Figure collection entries
# # # # # # #
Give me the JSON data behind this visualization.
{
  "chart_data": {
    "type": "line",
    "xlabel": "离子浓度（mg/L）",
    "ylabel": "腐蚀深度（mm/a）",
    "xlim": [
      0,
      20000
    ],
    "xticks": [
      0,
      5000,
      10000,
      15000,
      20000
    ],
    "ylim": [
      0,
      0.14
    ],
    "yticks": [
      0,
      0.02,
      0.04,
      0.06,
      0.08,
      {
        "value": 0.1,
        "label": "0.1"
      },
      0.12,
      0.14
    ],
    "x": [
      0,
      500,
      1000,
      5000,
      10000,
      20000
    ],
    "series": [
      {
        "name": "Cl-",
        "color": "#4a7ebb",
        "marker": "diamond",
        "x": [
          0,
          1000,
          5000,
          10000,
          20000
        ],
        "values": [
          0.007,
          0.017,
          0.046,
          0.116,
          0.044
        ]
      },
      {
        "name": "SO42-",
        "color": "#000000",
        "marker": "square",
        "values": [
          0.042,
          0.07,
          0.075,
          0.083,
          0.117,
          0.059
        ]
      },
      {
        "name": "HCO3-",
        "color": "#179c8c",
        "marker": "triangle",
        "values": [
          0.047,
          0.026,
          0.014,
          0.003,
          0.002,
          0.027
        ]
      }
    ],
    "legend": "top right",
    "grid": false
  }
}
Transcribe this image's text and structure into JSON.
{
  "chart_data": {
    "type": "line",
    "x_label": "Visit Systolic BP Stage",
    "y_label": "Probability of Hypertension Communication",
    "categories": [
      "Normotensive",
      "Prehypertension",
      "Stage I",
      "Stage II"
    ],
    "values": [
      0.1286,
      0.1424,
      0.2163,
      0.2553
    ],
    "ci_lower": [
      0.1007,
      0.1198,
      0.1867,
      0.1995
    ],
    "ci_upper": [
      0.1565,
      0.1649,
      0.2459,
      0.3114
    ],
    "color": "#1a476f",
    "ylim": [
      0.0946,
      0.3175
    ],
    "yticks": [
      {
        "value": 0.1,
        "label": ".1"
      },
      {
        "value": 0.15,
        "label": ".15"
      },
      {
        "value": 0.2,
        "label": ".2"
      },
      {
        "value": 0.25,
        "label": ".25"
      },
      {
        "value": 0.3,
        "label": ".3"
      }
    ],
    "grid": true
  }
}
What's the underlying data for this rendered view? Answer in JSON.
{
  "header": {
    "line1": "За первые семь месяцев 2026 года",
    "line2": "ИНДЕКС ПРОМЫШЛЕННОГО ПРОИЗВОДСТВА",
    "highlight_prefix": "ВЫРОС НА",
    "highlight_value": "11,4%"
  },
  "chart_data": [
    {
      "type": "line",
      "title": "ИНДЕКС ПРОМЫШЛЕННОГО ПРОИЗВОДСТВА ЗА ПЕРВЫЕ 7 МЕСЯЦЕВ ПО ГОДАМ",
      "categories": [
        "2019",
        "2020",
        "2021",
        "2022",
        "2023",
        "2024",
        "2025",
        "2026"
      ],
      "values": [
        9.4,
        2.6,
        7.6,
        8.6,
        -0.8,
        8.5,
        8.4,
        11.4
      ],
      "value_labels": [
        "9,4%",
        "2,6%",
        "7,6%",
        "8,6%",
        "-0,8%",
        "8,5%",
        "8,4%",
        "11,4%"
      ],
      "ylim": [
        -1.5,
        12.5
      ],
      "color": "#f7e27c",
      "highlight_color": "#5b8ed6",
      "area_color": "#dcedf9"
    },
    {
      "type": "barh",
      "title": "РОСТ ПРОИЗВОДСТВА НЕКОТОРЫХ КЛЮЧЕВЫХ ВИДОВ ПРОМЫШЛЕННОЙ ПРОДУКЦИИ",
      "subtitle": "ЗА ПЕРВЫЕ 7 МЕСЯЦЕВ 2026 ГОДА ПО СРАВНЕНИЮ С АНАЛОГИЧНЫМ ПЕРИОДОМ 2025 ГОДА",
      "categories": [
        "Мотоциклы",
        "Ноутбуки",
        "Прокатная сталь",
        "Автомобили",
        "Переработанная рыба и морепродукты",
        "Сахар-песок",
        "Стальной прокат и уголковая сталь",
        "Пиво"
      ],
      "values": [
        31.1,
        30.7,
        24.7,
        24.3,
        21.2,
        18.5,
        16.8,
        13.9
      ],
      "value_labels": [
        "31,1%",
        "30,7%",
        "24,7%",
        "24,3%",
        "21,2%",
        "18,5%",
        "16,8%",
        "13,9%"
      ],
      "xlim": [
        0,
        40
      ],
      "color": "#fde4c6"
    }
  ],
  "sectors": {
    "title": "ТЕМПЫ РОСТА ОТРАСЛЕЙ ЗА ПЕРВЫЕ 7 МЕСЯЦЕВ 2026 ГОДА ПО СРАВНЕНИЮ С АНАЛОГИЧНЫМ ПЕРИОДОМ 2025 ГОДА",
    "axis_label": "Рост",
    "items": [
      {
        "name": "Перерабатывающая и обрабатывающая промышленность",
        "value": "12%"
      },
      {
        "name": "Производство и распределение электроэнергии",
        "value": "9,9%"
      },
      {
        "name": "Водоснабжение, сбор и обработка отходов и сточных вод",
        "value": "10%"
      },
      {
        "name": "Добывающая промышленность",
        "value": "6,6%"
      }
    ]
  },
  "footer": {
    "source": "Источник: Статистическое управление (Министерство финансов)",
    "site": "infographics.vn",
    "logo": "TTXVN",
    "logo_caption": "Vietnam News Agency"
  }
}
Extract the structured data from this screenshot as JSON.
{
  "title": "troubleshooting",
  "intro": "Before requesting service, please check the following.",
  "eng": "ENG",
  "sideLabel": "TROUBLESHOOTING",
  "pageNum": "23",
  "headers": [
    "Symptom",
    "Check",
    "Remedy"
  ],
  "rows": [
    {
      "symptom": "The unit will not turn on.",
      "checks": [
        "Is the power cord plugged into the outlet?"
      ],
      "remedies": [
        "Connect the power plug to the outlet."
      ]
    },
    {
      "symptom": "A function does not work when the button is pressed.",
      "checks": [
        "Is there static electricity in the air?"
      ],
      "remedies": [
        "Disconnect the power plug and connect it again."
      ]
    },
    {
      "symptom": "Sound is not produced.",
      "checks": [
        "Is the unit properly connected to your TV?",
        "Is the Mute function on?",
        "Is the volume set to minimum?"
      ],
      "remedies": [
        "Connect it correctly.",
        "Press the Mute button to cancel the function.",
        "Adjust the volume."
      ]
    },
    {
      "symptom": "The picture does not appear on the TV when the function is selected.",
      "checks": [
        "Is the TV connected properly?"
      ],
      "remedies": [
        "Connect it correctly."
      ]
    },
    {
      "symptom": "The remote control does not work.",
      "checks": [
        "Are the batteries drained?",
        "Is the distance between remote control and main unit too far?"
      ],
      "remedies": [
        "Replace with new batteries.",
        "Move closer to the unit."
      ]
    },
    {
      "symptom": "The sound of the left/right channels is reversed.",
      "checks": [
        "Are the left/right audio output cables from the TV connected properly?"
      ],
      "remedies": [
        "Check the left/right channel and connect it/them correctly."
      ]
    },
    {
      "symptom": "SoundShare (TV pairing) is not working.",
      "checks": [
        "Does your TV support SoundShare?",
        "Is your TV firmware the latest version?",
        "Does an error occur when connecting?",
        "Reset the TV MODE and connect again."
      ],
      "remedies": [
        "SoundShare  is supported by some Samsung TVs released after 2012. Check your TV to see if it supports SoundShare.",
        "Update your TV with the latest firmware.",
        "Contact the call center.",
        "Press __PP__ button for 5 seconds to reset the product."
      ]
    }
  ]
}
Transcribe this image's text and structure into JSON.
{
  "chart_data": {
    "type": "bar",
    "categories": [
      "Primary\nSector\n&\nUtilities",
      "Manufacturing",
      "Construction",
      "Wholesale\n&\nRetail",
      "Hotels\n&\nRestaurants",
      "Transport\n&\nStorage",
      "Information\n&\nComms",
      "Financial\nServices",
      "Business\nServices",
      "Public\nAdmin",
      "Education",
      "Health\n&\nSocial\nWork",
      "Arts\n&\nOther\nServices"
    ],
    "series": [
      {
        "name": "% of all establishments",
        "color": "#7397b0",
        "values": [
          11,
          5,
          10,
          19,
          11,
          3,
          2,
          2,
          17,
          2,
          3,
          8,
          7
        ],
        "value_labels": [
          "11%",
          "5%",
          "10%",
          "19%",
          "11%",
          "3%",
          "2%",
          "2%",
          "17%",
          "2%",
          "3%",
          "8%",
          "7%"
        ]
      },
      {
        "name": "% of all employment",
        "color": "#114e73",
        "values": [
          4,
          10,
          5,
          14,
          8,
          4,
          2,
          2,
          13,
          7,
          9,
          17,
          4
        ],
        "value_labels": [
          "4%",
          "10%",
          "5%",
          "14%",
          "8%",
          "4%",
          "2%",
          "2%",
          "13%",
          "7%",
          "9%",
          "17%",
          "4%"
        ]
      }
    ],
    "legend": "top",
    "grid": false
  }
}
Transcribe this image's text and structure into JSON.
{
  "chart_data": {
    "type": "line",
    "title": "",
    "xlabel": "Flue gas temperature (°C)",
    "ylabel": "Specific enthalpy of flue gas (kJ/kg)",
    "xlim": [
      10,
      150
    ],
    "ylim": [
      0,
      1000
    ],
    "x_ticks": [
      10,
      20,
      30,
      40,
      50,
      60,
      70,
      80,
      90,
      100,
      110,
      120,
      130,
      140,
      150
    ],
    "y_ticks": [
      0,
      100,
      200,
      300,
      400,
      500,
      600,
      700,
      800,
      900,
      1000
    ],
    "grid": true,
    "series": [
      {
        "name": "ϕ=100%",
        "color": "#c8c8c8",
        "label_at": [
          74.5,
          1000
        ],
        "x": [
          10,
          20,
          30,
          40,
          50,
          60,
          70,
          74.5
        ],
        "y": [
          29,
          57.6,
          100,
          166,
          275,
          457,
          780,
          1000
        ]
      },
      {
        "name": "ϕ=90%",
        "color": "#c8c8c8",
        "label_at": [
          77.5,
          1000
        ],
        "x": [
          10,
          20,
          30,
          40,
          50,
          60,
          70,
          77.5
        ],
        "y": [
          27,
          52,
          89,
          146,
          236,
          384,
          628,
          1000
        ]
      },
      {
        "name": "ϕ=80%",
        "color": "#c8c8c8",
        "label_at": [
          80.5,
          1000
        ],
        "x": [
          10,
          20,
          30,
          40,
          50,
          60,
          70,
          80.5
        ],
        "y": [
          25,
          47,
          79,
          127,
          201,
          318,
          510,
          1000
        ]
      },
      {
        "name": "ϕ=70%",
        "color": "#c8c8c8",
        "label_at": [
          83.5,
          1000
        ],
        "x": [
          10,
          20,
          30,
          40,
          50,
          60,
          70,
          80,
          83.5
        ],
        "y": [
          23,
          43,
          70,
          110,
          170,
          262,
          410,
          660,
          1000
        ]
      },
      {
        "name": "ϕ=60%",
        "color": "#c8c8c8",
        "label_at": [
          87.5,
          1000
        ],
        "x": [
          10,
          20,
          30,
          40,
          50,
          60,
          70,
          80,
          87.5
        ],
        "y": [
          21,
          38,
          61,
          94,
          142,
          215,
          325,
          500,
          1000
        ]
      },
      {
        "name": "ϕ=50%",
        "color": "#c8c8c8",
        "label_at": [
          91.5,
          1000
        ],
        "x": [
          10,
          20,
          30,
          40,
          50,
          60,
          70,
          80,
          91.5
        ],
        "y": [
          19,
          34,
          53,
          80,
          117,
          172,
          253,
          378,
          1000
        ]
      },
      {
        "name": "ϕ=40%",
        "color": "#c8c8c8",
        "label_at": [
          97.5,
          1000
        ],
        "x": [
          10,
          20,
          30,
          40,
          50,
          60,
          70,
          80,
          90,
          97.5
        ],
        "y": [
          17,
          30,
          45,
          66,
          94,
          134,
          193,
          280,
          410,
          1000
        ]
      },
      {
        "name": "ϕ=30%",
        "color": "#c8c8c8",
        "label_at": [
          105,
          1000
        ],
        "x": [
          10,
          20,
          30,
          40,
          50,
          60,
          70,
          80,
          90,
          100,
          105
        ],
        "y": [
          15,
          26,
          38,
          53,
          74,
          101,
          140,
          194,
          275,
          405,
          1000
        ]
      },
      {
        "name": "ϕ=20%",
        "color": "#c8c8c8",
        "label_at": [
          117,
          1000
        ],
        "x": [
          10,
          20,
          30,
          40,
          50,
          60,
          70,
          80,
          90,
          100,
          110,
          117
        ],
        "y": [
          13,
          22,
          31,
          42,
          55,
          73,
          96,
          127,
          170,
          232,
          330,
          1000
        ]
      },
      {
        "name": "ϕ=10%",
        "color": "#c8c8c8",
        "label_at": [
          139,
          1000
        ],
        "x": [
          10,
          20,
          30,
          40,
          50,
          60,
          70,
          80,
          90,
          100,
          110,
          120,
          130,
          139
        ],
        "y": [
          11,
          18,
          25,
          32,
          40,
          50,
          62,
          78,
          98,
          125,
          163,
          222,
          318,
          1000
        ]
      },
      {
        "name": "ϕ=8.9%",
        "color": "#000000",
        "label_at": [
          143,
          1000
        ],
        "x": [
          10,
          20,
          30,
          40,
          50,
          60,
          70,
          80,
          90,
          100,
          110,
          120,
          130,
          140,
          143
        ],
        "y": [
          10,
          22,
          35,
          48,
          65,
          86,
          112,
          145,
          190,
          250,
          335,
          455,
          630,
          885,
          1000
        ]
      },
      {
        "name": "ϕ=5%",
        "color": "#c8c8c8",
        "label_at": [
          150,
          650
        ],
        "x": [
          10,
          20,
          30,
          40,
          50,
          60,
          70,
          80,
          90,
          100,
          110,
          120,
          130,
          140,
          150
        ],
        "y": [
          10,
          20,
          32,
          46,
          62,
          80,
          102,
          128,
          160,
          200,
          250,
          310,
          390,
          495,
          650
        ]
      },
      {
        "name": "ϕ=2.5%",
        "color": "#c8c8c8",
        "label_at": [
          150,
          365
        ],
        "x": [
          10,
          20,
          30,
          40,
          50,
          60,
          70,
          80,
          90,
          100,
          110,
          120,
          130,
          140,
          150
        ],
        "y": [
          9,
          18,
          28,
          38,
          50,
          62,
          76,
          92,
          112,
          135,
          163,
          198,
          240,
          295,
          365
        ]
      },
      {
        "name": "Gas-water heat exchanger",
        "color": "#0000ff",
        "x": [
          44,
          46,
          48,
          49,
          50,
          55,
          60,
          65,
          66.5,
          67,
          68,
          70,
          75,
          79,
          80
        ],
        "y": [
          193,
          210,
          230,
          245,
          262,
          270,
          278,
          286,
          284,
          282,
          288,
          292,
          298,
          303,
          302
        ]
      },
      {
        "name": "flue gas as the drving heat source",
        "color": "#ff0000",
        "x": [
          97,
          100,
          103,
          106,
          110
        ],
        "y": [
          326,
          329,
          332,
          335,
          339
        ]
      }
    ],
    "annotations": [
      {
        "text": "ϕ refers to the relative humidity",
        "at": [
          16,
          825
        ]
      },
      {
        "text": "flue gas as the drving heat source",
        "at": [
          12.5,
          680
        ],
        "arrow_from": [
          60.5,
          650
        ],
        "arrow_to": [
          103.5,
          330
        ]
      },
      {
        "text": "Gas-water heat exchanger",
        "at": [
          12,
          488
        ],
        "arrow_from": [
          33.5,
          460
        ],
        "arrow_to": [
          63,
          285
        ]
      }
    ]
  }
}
# # # # # # #
## [WRITTEN PROBLEM]
Return every line containing "source".

## [WRITTEN RESPONSE]
    "source": "Источник: Статистическое управление (Министерство финансов)",
        "name": "flue gas as the drving heat source",
        "text": "flue gas as the drving heat source",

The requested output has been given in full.